■ **Task instructions**: Look through the records that follow. Copy every line containing the word "پیراهن".
※ ※ ※
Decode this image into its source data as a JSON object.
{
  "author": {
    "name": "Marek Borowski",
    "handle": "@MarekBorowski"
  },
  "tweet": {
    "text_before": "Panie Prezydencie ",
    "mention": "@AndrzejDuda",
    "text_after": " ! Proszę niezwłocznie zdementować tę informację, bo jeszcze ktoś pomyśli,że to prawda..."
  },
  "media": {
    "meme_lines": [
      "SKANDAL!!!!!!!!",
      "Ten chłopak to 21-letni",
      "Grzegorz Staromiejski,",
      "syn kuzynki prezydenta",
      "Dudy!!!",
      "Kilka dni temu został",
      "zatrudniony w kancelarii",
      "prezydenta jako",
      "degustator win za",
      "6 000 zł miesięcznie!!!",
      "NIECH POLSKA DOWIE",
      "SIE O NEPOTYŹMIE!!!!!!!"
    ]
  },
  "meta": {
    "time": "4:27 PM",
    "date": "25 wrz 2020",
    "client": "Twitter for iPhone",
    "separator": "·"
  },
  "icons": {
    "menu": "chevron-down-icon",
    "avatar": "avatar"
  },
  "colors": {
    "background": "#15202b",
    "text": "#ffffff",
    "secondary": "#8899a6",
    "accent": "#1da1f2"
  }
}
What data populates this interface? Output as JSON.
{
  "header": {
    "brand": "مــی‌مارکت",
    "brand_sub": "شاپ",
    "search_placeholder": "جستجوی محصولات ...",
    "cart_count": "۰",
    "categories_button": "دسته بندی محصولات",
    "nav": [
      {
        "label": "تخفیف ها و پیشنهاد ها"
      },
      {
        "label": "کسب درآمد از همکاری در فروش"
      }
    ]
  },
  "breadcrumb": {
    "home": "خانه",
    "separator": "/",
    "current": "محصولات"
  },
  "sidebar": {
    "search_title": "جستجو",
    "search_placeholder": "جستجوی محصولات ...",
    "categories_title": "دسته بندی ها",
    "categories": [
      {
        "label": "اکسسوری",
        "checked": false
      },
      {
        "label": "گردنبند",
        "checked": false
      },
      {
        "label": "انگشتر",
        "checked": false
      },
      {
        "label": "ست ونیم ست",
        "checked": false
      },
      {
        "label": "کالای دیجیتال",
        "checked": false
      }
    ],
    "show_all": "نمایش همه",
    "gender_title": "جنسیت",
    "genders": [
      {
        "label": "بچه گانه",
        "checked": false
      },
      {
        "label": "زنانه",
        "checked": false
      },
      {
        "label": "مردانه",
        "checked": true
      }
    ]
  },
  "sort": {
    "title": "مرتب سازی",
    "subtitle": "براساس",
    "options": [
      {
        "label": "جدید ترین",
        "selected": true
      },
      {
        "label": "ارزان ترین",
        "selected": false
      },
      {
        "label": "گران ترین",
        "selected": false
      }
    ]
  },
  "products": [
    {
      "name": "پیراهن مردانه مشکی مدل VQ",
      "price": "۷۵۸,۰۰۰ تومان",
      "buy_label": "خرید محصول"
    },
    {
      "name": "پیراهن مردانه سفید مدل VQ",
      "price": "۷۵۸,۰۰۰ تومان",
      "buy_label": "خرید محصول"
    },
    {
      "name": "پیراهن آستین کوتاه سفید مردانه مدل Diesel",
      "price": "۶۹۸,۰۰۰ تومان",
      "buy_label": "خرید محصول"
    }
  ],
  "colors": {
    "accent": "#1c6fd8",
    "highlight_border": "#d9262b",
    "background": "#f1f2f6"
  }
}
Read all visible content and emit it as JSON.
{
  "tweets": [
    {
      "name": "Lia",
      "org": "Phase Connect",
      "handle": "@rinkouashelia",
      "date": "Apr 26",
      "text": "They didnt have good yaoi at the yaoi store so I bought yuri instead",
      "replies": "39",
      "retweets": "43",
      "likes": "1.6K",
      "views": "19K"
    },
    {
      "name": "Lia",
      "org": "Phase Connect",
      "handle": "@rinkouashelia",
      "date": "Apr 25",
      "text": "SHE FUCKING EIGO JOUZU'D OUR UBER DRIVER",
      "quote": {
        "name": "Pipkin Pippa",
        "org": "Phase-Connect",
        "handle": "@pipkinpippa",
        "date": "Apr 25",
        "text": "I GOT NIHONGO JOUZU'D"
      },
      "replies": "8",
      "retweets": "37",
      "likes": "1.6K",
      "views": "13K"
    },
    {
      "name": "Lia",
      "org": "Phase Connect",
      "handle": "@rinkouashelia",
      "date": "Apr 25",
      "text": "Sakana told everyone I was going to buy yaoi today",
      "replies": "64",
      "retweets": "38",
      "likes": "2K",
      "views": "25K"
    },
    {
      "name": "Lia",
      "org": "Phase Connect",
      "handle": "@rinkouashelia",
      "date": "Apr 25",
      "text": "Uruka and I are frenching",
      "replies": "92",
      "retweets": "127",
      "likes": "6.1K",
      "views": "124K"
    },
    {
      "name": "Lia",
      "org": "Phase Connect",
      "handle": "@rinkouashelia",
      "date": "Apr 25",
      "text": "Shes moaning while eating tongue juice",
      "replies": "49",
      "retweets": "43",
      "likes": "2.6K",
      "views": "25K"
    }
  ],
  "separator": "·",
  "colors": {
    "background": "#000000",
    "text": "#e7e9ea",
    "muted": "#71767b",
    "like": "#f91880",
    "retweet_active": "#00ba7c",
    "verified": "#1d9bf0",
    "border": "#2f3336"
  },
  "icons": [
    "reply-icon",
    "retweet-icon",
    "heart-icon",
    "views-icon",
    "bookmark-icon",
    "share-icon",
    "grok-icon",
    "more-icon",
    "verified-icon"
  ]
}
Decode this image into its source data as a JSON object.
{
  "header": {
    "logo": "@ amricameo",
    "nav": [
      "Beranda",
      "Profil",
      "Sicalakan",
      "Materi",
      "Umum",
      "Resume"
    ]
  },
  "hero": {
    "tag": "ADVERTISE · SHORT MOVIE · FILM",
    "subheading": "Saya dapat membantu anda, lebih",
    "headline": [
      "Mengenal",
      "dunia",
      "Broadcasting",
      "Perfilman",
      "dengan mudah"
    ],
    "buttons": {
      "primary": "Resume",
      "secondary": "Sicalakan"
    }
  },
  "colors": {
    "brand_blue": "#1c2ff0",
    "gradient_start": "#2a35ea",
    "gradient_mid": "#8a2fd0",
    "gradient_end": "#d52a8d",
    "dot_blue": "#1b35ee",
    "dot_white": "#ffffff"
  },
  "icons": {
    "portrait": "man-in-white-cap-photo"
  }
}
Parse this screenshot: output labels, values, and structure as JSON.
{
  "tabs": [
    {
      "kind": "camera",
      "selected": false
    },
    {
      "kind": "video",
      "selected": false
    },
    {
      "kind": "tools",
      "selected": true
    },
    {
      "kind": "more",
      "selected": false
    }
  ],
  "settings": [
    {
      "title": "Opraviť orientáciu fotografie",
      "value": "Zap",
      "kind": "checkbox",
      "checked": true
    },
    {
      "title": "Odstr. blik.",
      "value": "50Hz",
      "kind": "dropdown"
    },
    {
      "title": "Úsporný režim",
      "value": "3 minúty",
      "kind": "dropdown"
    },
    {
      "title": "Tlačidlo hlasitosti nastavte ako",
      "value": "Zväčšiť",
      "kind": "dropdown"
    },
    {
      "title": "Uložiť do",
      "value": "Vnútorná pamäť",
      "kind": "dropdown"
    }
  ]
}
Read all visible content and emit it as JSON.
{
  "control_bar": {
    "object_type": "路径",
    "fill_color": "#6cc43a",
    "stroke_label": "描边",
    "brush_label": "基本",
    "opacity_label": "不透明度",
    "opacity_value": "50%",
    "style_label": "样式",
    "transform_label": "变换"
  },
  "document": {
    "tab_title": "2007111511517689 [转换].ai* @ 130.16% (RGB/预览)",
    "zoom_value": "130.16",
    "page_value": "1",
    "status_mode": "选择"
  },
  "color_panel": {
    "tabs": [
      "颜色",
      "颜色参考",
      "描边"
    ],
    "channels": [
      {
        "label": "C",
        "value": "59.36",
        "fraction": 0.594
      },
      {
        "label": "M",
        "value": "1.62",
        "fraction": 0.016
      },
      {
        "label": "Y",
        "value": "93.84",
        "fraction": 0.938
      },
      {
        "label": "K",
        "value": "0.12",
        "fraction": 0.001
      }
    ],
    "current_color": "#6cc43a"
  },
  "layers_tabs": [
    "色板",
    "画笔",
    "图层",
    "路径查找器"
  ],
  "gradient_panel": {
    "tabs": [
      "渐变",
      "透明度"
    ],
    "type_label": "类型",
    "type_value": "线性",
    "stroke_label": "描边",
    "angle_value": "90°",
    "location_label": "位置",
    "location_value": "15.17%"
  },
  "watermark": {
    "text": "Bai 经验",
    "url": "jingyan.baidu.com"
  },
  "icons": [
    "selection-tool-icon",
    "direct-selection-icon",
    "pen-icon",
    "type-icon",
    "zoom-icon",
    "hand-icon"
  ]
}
※ ※ ※
■ **Expected answer**:
      "name": "پیراهن مردانه مشکی مدل VQ",
      "name": "پیراهن مردانه سفید مدل VQ",
      "name": "پیراهن آستین کوتاه سفید مردانه مدل Diesel",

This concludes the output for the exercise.